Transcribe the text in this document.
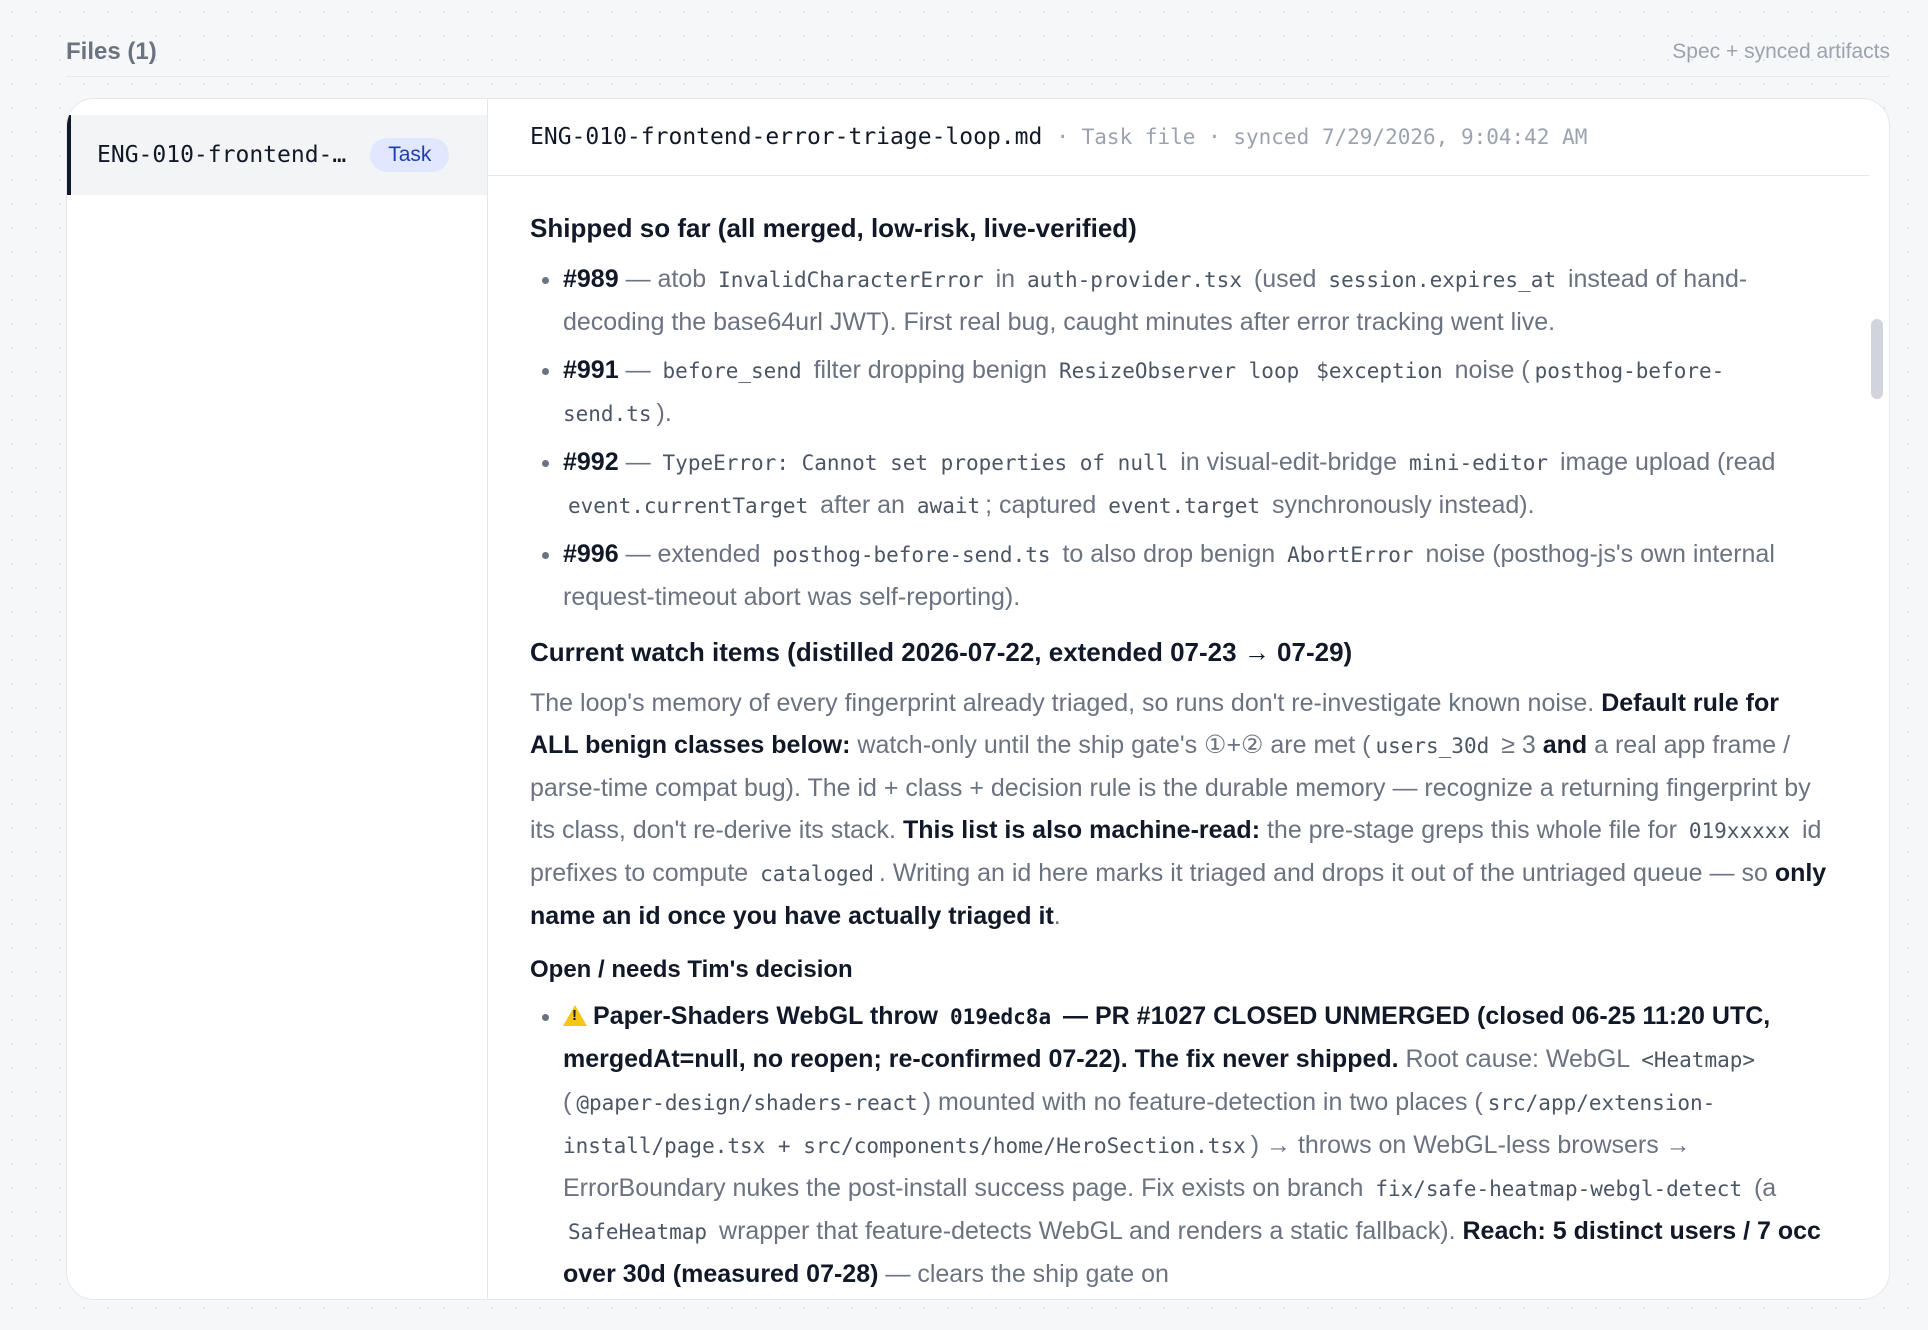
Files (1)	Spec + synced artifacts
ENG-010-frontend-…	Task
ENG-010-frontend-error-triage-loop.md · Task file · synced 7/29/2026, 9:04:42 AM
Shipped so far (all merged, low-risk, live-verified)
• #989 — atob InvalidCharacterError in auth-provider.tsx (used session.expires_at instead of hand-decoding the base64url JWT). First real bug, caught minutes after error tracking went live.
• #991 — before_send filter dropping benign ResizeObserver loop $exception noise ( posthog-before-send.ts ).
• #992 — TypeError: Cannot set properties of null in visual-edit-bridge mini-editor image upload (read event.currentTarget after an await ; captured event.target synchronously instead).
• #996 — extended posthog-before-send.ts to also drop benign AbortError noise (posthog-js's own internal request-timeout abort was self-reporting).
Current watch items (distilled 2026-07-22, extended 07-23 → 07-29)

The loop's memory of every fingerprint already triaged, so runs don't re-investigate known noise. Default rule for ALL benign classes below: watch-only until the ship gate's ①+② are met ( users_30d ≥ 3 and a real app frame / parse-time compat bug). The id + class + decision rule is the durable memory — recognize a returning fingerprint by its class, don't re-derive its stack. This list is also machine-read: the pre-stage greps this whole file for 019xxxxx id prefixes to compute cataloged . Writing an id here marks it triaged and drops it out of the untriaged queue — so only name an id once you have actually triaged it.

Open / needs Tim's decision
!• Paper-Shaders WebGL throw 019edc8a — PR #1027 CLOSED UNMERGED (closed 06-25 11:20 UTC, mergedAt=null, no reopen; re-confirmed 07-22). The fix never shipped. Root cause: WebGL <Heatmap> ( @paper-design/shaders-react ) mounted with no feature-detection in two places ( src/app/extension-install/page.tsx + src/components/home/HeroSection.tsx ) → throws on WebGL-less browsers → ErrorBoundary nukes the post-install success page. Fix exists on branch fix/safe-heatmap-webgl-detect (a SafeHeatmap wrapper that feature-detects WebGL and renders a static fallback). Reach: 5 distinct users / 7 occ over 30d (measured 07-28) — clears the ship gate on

-------

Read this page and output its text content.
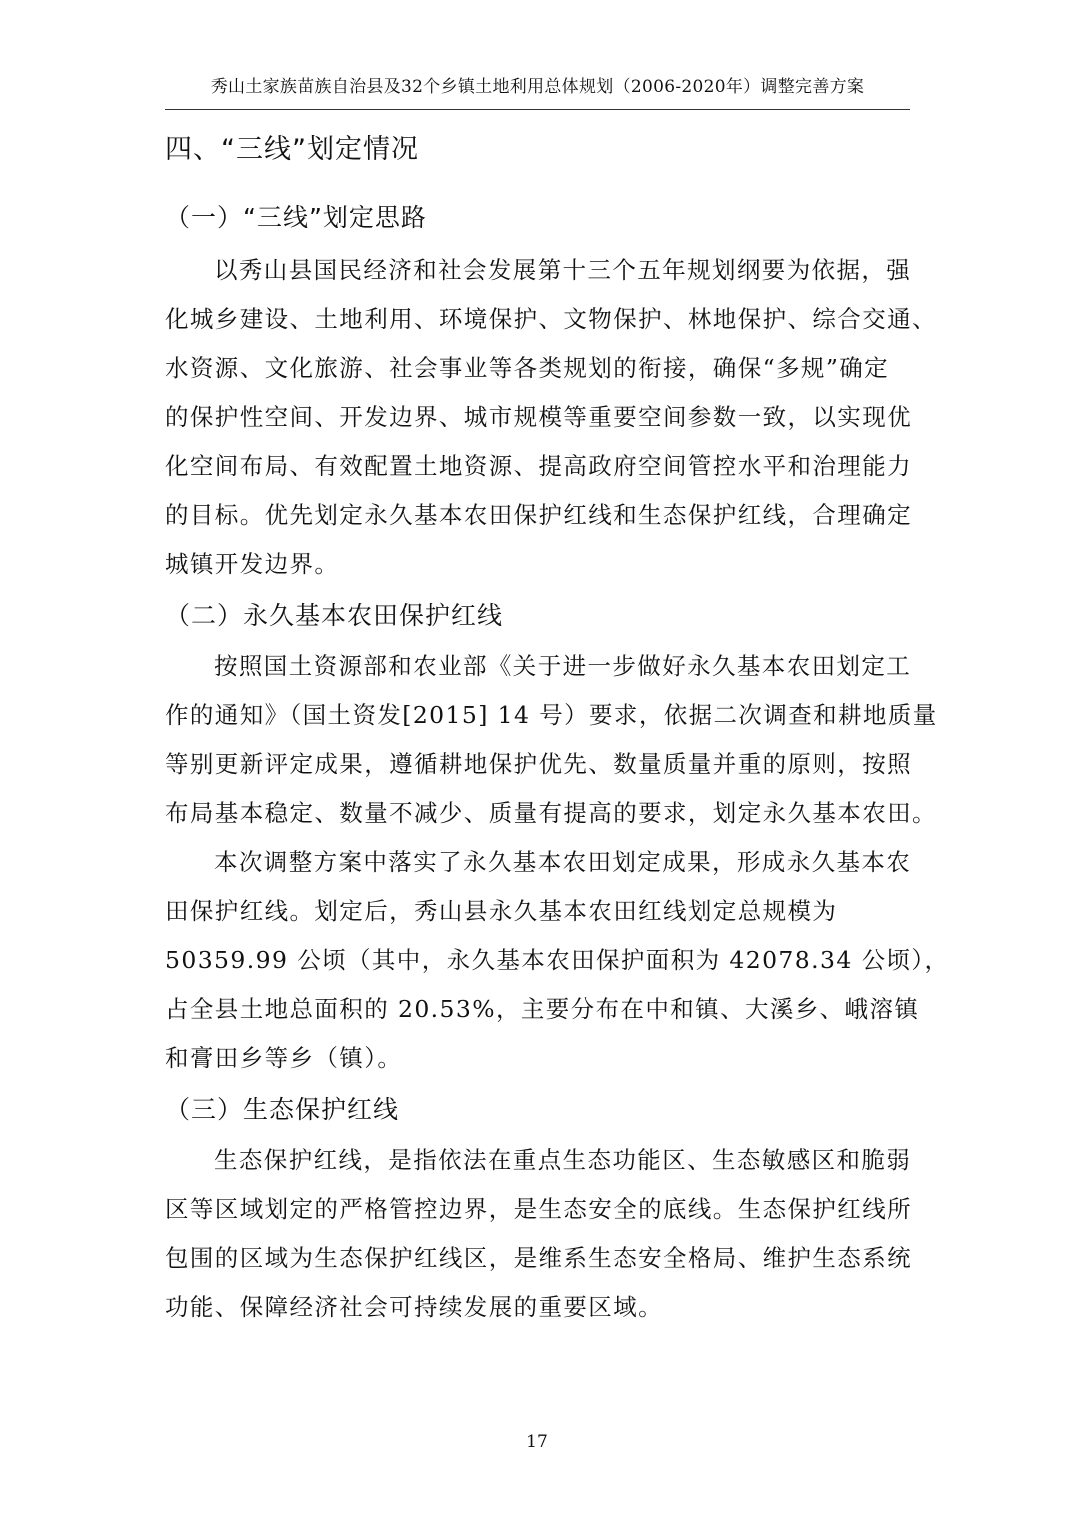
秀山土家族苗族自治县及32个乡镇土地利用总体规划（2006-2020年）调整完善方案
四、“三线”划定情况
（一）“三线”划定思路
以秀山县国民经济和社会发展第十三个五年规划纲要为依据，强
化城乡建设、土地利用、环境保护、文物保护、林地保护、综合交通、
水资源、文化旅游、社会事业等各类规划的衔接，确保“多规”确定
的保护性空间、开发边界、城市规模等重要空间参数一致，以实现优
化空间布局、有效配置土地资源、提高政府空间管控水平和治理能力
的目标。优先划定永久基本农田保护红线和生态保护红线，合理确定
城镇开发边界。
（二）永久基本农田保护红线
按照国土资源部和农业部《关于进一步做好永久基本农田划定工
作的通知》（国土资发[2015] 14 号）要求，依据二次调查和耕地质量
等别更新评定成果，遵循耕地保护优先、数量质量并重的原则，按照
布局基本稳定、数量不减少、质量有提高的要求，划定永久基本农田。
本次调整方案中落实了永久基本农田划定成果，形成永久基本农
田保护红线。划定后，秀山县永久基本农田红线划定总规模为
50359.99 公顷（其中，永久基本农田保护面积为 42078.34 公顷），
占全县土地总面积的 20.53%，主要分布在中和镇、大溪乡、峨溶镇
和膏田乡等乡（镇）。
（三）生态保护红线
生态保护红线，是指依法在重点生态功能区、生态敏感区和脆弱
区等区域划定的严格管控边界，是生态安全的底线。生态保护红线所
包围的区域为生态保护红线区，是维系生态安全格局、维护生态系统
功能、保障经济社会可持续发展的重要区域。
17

-------

*SHORT EXERCISE*. Your answer should be a single number: the count of lines holding the word "noise".

*TASK RESULT*. 3